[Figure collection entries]
"""

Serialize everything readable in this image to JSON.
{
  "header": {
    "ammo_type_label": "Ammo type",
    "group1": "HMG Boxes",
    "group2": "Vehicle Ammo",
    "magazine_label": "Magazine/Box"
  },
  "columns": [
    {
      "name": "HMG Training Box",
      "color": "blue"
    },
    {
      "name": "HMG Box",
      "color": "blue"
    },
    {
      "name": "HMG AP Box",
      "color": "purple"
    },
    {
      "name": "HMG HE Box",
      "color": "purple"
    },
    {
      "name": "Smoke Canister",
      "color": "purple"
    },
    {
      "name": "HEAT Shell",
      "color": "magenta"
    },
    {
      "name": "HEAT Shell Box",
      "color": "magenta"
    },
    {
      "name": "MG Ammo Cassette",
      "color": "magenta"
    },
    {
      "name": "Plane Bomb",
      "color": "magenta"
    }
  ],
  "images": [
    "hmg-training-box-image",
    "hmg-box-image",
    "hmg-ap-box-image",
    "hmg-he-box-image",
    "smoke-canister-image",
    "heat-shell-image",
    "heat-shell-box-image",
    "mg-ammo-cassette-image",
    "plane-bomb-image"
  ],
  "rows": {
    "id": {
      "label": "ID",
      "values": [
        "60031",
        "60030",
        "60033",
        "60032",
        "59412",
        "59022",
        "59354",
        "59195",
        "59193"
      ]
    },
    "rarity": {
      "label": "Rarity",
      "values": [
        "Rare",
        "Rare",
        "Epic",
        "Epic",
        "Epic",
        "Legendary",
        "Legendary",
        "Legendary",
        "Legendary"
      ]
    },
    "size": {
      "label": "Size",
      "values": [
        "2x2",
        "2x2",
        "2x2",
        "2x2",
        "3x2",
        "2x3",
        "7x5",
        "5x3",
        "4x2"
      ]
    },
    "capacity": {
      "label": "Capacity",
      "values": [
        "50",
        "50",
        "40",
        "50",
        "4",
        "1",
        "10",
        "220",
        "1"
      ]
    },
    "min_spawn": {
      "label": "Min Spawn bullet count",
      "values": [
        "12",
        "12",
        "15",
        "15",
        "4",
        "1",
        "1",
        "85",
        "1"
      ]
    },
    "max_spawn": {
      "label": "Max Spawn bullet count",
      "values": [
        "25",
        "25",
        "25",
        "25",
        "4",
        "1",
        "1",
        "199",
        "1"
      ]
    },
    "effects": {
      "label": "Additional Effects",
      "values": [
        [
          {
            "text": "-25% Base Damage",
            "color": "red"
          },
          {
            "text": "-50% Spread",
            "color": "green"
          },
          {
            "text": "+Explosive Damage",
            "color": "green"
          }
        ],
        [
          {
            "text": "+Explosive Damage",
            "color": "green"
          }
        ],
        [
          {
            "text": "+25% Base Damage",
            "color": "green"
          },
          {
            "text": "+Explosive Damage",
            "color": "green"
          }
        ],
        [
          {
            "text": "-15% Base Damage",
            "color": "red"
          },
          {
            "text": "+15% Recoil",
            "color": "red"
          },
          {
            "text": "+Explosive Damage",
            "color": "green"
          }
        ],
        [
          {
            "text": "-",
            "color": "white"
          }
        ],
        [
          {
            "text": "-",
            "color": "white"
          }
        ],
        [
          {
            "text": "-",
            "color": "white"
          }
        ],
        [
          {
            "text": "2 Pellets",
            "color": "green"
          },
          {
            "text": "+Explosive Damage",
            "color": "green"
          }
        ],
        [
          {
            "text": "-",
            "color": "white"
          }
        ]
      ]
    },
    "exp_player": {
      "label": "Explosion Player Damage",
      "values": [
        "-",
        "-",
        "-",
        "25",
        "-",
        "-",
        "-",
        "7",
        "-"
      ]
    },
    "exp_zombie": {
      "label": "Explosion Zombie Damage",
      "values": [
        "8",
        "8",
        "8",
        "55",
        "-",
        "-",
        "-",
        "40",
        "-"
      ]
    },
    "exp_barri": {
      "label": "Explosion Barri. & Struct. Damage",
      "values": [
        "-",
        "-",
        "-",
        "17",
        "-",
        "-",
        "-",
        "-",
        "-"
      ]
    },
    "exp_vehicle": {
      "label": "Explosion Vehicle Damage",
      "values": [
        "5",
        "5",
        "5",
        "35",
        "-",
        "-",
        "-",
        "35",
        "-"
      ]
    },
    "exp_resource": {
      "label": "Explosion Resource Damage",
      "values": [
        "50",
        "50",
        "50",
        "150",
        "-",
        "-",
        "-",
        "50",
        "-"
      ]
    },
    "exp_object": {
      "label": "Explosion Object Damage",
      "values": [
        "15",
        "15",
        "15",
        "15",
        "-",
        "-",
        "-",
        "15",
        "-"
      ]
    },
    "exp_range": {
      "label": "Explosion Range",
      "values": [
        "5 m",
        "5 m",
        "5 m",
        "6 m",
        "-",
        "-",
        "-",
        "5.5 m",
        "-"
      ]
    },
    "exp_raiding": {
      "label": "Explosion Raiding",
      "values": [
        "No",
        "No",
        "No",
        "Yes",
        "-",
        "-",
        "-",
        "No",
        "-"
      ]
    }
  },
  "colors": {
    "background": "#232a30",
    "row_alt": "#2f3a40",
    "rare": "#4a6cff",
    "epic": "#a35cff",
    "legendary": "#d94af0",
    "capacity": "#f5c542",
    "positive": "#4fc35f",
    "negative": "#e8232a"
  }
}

"""

▸ **REQUIRED TASK**: Pick out all lines from the data above in which the word "name" appears.

▸ **PROBLEM SOLUTION**:
      "name": "HMG Training Box",
      "name": "HMG Box",
      "name": "HMG AP Box",
      "name": "HMG HE Box",
      "name": "Smoke Canister",
      "name": "HEAT Shell",
      "name": "HEAT Shell Box",
      "name": "MG Ammo Cassette",
      "name": "Plane Bomb",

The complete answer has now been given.